*Your objective*.
Gather each line of the entries below that includes "Patrick".

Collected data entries
---------------

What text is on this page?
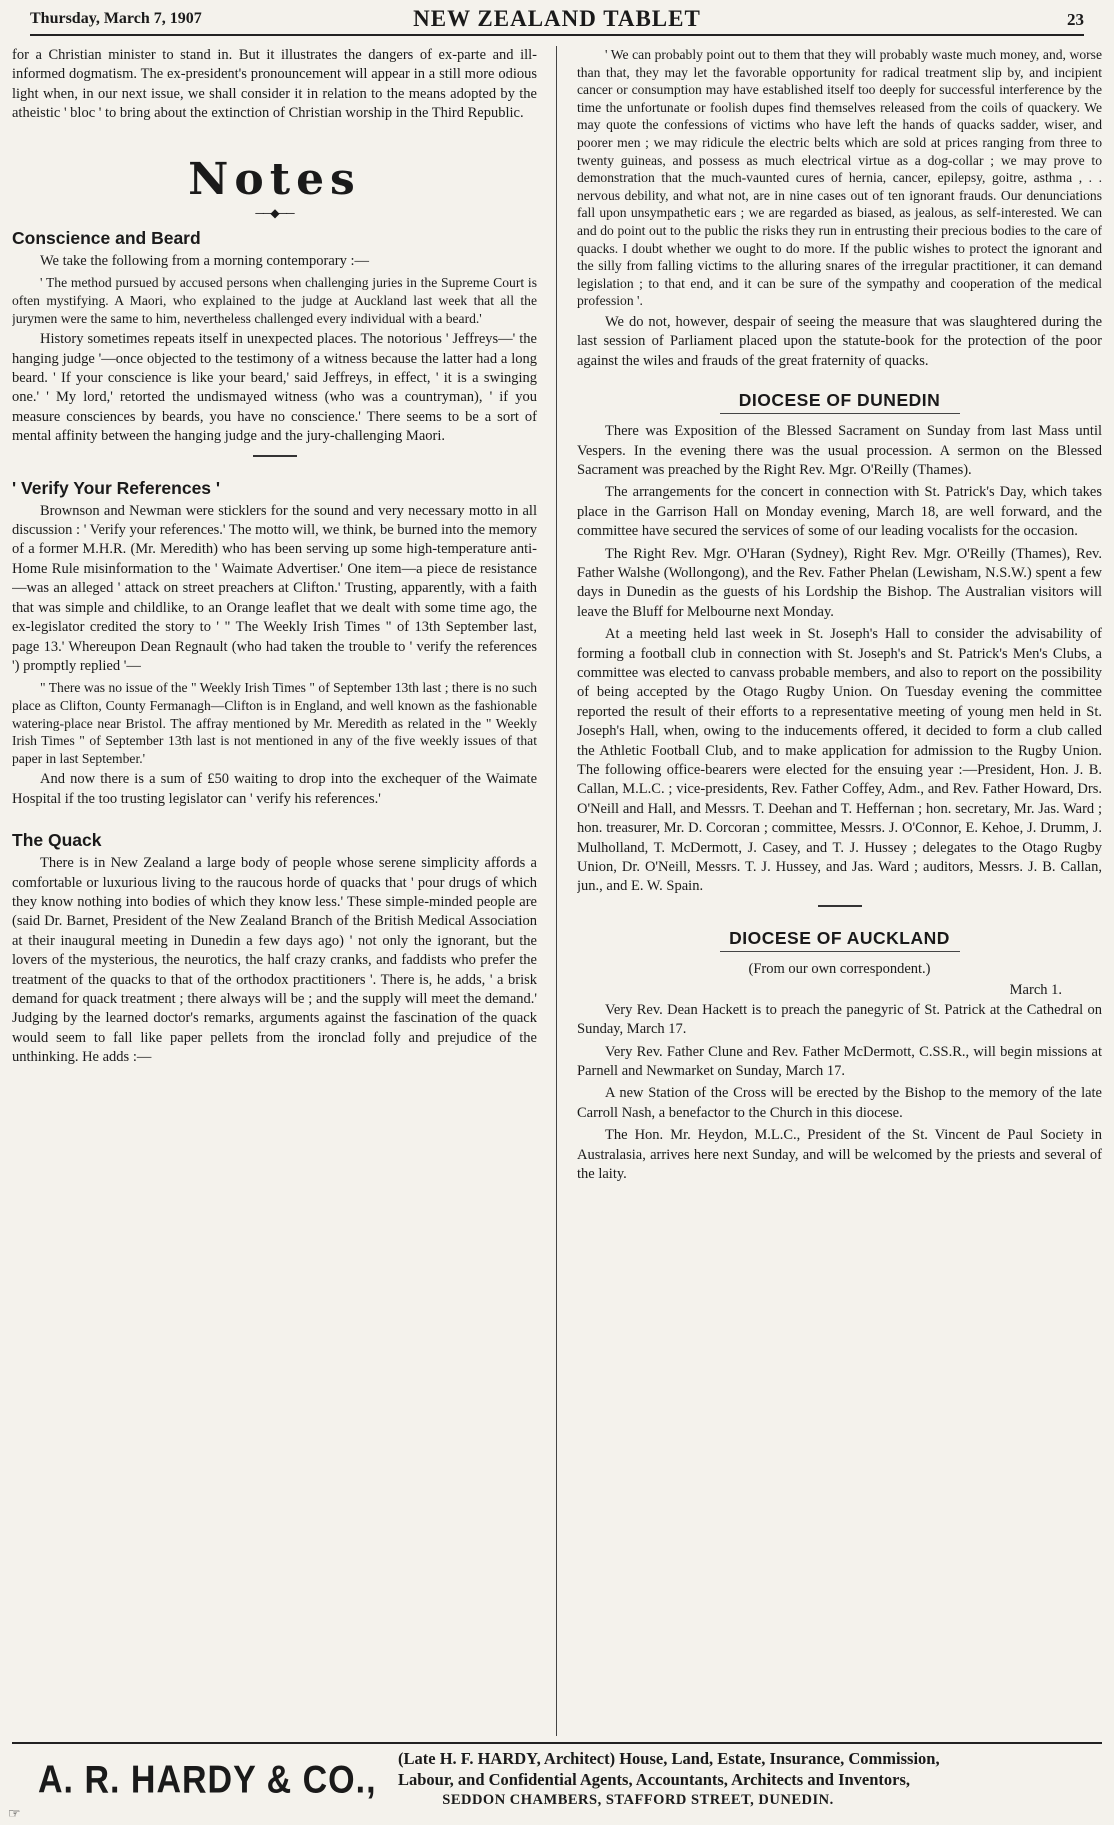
Thursday, March 7, 1907	NEW ZEALAND TABLET	23

for a Christian minister to stand in. But it illustrates the dangers of ex-parte and ill-informed dogmatism. The ex-president's pronouncement will appear in a still more odious light when, in our next issue, we shall consider it in relation to the means adopted by the atheistic ' bloc ' to bring about the extinction of Christian worship in the Third Republic.

Notes
──◆──
Conscience and Beard

We take the following from a morning contemporary :—

' The method pursued by accused persons when challenging juries in the Supreme Court is often mystifying. A Maori, who explained to the judge at Auckland last week that all the jurymen were the same to him, nevertheless challenged every individual with a beard.'

History sometimes repeats itself in unexpected places. The notorious ' Jeffreys—' the hanging judge '—once objected to the testimony of a witness because the latter had a long beard. ' If your conscience is like your beard,' said Jeffreys, in effect, ' it is a swinging one.' ' My lord,' retorted the undismayed witness (who was a countryman), ' if you measure consciences by beards, you have no conscience.' There seems to be a sort of mental affinity between the hanging judge and the jury-challenging Maori.

' Verify Your References '

Brownson and Newman were sticklers for the sound and very necessary motto in all discussion : ' Verify your references.' The motto will, we think, be burned into the memory of a former M.H.R. (Mr. Meredith) who has been serving up some high-temperature anti-Home Rule misinformation to the ' Waimate Advertiser.' One item—a piece de resistance—was an alleged ' attack on street preachers at Clifton.' Trusting, apparently, with a faith that was simple and childlike, to an Orange leaflet that we dealt with some time ago, the ex-legislator credited the story to ' " The Weekly Irish Times " of 13th September last, page 13.' Whereupon Dean Regnault (who had taken the trouble to ' verify the references ') promptly replied '—

" There was no issue of the " Weekly Irish Times " of September 13th last ; there is no such place as Clifton, County Fermanagh—Clifton is in England, and well known as the fashionable watering-place near Bristol. The affray mentioned by Mr. Meredith as related in the " Weekly Irish Times " of September 13th last is not mentioned in any of the five weekly issues of that paper in last September.'

And now there is a sum of £50 waiting to drop into the exchequer of the Waimate Hospital if the too trusting legislator can ' verify his references.'

The Quack

There is in New Zealand a large body of people whose serene simplicity affords a comfortable or luxurious living to the raucous horde of quacks that ' pour drugs of which they know nothing into bodies of which they know less.' These simple-minded people are (said Dr. Barnet, President of the New Zealand Branch of the British Medical Association at their inaugural meeting in Dunedin a few days ago) ' not only the ignorant, but the lovers of the mysterious, the neurotics, the half crazy cranks, and faddists who prefer the treatment of the quacks to that of the orthodox practitioners '. There is, he adds, ' a brisk demand for quack treatment ; there always will be ; and the supply will meet the demand.' Judging by the learned doctor's remarks, arguments against the fascination of the quack would seem to fall like paper pellets from the ironclad folly and prejudice of the unthinking. He adds :—

' We can probably point out to them that they will probably waste much money, and, worse than that, they may let the favorable opportunity for radical treatment slip by, and incipient cancer or consumption may have established itself too deeply for successful interference by the time the unfortunate or foolish dupes find themselves released from the coils of quackery. We may quote the confessions of victims who have left the hands of quacks sadder, wiser, and poorer men ; we may ridicule the electric belts which are sold at prices ranging from three to twenty guineas, and possess as much electrical virtue as a dog-collar ; we may prove to demonstration that the much-vaunted cures of hernia, cancer, epilepsy, goitre, asthma , . . nervous debility, and what not, are in nine cases out of ten ignorant frauds. Our denunciations fall upon unsympathetic ears ; we are regarded as biased, as jealous, as self-interested. We can and do point out to the public the risks they run in entrusting their precious bodies to the care of quacks. I doubt whether we ought to do more. If the public wishes to protect the ignorant and the silly from falling victims to the alluring snares of the irregular practitioner, it can demand legislation ; to that end, and it can be sure of the sympathy and cooperation of the medical profession '.

We do not, however, despair of seeing the measure that was slaughtered during the last session of Parliament placed upon the statute-book for the protection of the poor against the wiles and frauds of the great fraternity of quacks.

DIOCESE OF DUNEDIN

There was Exposition of the Blessed Sacrament on Sunday from last Mass until Vespers. In the evening there was the usual procession. A sermon on the Blessed Sacrament was preached by the Right Rev. Mgr. O'Reilly (Thames).

The arrangements for the concert in connection with St. Patrick's Day, which takes place in the Garrison Hall on Monday evening, March 18, are well forward, and the committee have secured the services of some of our leading vocalists for the occasion.

The Right Rev. Mgr. O'Haran (Sydney), Right Rev. Mgr. O'Reilly (Thames), Rev. Father Walshe (Wollongong), and the Rev. Father Phelan (Lewisham, N.S.W.) spent a few days in Dunedin as the guests of his Lordship the Bishop. The Australian visitors will leave the Bluff for Melbourne next Monday.

At a meeting held last week in St. Joseph's Hall to consider the advisability of forming a football club in connection with St. Joseph's and St. Patrick's Men's Clubs, a committee was elected to canvass probable members, and also to report on the possibility of being accepted by the Otago Rugby Union. On Tuesday evening the committee reported the result of their efforts to a representative meeting of young men held in St. Joseph's Hall, when, owing to the inducements offered, it decided to form a club called the Athletic Football Club, and to make application for admission to the Rugby Union. The following office-bearers were elected for the ensuing year :—President, Hon. J. B. Callan, M.L.C. ; vice-presidents, Rev. Father Coffey, Adm., and Rev. Father Howard, Drs. O'Neill and Hall, and Messrs. T. Deehan and T. Heffernan ; hon. secretary, Mr. Jas. Ward ; hon. treasurer, Mr. D. Corcoran ; committee, Messrs. J. O'Connor, E. Kehoe, J. Drumm, J. Mulholland, T. McDermott, J. Casey, and T. J. Hussey ; delegates to the Otago Rugby Union, Dr. O'Neill, Messrs. T. J. Hussey, and Jas. Ward ; auditors, Messrs. J. B. Callan, jun., and E. W. Spain.

DIOCESE OF AUCKLAND

(From our own correspondent.)

March 1.

Very Rev. Dean Hackett is to preach the panegyric of St. Patrick at the Cathedral on Sunday, March 17.

Very Rev. Father Clune and Rev. Father McDermott, C.SS.R., will begin missions at Parnell and Newmarket on Sunday, March 17.

A new Station of the Cross will be erected by the Bishop to the memory of the late Carroll Nash, a benefactor to the Church in this diocese.

The Hon. Mr. Heydon, M.L.C., President of the St. Vincent de Paul Society in Australasia, arrives here next Sunday, and will be welcomed by the priests and several of the laity.

A. R. HARDY & CO., (Late H. F. HARDY, Architect) House, Land, Estate, Insurance, Commission,
Labour, and Confidential Agents, Accountants, Architects and Inventors,
SEDDON CHAMBERS, STAFFORD STREET, DUNEDIN.
☞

---------------

*Response to this exercise*.
The arrangements for the concert in connection with St. Patrick's Day, which takes place in the Garrison Hall on Monday evening, March 18, are well forward, and the committee have secured the services of some of our leading vocalists for the occasion.
At a meeting held last week in St. Joseph's Hall to consider the advisability of forming a football club in connection with St. Joseph's and St. Patrick's Men's Clubs, a committee was elected to canvass probable members, and also to report on the possibility of being accepted by the Otago Rugby Union. On Tuesday evening the committee reported the result of their efforts to a representative meeting of young men held in St. Joseph's Hall, when, owing to the inducements offered, it decided to form a club called the Athletic Football Club, and to make application for admission to the Rugby Union. The following office-bearers were elected for the ensuing year :—President, Hon. J. B. Callan, M.L.C. ; vice-presidents, Rev. Father Coffey, Adm., and Rev. Father Howard, Drs. O'Neill and Hall, and Messrs. T. Deehan and T. Heffernan ; hon. secretary, Mr. Jas. Ward ; hon. treasurer, Mr. D. Corcoran ; committee, Messrs. J. O'Connor, E. Kehoe, J. Drumm, J. Mulholland, T. McDermott, J. Casey, and T. J. Hussey ; delegates to the Otago Rugby Union, Dr. O'Neill, Messrs. T. J. Hussey, and Jas. Ward ; auditors, Messrs. J. B. Callan, jun., and E. W. Spain.
Very Rev. Dean Hackett is to preach the panegyric of St. Patrick at the Cathedral on Sunday, March 17.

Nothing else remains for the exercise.